From the entries below, copy out every line with "frac" in it.

begin PROVIDED RECORDS

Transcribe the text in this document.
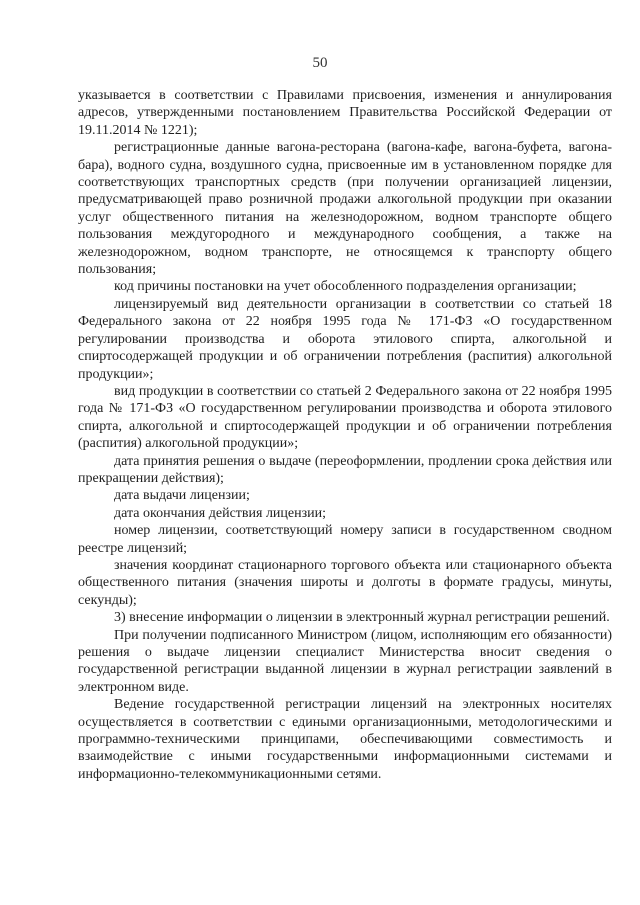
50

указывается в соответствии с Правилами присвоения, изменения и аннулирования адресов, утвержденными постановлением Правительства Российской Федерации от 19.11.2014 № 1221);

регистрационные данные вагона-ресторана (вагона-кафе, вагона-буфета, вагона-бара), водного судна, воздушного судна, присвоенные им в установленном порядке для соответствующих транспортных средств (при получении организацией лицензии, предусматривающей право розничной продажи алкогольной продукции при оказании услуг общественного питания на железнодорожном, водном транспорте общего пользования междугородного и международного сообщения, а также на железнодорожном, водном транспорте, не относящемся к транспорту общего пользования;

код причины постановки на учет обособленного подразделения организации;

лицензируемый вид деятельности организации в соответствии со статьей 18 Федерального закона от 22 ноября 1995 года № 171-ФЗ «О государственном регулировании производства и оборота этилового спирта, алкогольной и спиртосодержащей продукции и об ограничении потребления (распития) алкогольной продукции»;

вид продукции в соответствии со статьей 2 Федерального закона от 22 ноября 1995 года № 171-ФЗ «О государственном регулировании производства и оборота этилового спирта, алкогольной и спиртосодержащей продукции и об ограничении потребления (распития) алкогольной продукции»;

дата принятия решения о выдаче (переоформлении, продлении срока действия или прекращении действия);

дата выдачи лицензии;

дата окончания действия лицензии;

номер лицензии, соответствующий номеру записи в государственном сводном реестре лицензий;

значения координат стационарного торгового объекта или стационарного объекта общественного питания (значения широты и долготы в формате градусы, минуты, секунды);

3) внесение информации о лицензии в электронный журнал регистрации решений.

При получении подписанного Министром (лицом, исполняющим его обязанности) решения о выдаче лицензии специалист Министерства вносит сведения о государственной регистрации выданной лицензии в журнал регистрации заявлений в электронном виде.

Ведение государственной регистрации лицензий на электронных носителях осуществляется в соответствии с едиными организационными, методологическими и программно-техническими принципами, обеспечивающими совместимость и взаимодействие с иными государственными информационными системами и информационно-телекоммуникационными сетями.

end PROVIDED RECORDS
begin PROVIDED RECORDS

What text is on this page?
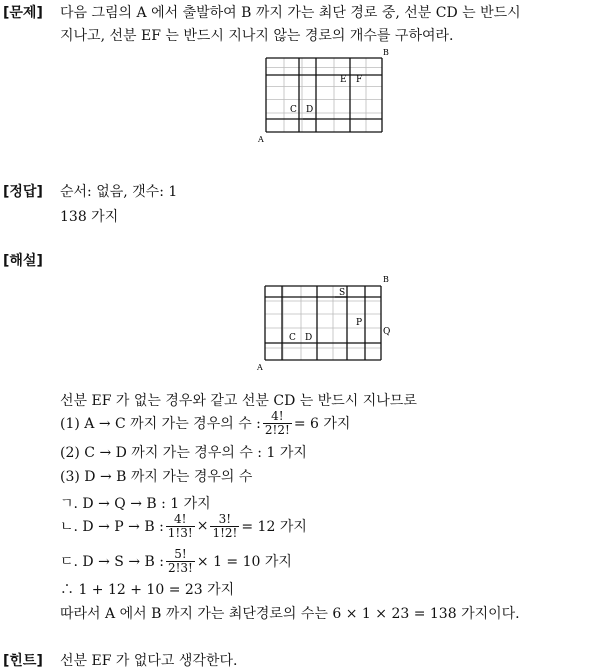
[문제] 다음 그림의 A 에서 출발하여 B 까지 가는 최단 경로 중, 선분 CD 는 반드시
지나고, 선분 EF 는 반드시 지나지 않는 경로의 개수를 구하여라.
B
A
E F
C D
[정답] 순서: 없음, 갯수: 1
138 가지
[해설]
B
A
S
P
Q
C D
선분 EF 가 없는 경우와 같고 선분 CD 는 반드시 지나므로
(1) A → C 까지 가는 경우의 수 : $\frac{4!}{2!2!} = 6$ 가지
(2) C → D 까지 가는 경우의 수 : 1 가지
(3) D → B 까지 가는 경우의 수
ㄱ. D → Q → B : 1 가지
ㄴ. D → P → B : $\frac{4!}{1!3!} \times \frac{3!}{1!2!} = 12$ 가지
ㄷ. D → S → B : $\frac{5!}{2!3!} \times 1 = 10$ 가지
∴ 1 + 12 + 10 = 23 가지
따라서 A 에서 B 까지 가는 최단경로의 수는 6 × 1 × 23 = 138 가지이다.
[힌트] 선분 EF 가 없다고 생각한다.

end PROVIDED RECORDS

TASK RESPONSE:
(1) A → C 까지 가는 경우의 수 : $\frac{4!}{2!2!} = 6$ 가지
ㄴ. D → P → B : $\frac{4!}{1!3!} \times \frac{3!}{1!2!} = 12$ 가지
ㄷ. D → S → B : $\frac{5!}{2!3!} \times 1 = 10$ 가지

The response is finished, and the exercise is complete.